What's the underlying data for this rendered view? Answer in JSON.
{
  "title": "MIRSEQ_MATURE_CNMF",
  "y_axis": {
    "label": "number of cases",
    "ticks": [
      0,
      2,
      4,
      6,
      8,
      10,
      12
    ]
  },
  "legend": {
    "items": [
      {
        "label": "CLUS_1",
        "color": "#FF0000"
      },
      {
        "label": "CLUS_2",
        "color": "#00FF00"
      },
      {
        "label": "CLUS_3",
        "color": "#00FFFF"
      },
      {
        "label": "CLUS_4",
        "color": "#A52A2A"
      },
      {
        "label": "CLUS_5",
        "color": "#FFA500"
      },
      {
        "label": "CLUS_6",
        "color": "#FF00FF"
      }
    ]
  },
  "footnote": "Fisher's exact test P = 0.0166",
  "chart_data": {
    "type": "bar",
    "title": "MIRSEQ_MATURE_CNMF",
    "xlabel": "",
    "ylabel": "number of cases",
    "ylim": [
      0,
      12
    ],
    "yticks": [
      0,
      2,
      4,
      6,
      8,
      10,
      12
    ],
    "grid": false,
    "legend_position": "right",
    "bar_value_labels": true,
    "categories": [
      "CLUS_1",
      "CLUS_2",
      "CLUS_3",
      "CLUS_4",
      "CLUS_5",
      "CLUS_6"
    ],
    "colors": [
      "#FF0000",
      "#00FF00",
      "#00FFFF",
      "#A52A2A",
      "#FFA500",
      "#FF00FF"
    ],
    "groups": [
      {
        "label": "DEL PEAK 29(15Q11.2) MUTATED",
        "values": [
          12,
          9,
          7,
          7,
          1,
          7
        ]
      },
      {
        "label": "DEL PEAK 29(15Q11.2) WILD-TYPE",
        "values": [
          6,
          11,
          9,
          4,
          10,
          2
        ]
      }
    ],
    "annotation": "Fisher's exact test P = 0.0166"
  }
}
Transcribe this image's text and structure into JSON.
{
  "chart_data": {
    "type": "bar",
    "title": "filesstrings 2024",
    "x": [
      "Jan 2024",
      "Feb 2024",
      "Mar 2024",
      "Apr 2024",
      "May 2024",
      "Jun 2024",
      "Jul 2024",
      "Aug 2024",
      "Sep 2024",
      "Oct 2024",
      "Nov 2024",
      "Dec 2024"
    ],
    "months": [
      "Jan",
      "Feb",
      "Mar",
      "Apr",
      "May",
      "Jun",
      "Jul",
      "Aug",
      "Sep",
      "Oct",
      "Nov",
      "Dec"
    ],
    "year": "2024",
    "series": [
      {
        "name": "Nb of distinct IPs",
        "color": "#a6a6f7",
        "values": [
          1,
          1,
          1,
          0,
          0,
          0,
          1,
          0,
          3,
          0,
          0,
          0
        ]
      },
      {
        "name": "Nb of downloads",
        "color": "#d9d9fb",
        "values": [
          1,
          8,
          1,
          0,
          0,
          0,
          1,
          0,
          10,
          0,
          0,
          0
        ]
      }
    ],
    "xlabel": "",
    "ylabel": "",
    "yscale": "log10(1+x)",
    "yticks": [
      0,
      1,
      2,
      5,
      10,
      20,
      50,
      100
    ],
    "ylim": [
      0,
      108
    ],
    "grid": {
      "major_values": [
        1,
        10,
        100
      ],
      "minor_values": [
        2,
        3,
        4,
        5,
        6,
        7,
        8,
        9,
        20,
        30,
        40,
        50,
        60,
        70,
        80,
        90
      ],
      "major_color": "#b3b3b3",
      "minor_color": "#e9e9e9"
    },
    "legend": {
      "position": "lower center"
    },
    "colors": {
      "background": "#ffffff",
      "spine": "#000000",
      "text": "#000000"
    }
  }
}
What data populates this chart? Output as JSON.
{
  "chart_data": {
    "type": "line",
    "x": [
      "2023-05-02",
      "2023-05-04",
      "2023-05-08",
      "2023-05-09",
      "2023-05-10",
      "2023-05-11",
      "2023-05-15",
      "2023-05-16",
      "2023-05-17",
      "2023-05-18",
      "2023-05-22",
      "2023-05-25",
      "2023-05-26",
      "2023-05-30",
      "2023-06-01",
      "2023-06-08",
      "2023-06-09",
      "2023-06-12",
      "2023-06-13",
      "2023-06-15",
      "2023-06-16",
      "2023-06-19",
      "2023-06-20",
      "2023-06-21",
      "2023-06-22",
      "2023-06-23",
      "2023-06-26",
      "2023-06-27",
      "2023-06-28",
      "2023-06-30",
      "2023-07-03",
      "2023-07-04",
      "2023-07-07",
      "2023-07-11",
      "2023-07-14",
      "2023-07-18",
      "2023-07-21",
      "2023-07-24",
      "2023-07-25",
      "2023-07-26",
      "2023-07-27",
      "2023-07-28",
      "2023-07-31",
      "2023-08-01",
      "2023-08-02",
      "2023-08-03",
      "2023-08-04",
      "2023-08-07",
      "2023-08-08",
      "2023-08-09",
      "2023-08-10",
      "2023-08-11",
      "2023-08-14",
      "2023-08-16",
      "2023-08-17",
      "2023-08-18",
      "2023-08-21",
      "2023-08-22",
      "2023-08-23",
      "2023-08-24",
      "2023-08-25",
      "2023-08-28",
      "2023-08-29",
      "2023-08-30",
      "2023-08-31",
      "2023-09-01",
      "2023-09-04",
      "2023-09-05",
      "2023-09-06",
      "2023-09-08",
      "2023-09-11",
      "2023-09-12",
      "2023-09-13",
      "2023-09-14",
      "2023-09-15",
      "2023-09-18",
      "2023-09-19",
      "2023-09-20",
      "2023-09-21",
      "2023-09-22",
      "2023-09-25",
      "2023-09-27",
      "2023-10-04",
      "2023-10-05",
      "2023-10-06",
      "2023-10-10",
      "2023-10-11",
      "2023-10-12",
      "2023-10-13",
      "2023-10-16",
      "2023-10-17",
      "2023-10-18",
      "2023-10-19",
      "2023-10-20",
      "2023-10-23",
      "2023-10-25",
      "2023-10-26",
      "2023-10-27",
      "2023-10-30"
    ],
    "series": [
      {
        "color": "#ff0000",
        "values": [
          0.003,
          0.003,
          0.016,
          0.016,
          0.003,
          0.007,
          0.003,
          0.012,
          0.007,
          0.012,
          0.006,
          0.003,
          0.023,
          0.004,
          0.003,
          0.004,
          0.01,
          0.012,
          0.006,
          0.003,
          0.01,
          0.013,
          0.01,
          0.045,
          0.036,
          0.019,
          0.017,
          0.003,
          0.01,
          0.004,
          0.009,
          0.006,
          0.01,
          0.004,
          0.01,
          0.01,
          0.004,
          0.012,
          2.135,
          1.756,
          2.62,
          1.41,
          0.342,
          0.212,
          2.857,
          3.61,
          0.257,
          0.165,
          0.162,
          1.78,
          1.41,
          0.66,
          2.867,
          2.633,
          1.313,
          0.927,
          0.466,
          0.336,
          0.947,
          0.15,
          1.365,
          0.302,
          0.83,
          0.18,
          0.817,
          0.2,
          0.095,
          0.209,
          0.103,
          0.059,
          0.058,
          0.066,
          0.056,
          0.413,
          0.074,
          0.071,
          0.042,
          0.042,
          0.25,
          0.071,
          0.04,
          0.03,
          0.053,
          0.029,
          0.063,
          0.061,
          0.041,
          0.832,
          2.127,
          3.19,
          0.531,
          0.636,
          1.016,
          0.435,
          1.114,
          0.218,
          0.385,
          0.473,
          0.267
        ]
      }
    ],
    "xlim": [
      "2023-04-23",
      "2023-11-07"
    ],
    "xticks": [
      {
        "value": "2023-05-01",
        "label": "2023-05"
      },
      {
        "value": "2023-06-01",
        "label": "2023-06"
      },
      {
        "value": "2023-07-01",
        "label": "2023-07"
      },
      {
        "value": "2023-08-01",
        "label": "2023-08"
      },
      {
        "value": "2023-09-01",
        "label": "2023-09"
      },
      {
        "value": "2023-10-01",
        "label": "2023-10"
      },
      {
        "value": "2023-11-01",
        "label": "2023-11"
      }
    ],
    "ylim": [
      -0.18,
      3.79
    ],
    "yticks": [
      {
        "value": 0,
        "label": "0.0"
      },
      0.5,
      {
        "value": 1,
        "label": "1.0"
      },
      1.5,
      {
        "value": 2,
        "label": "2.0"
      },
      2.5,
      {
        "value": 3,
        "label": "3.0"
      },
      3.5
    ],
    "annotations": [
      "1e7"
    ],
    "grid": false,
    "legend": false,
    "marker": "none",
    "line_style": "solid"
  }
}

^^^^^^^^^^^^^^^^

• [Task instructions]
Where a line above contains the word "text", copy that line.

• [Solution for this exercise]
Transcribe this image's text and structure into JSON.
      "text": "#000000"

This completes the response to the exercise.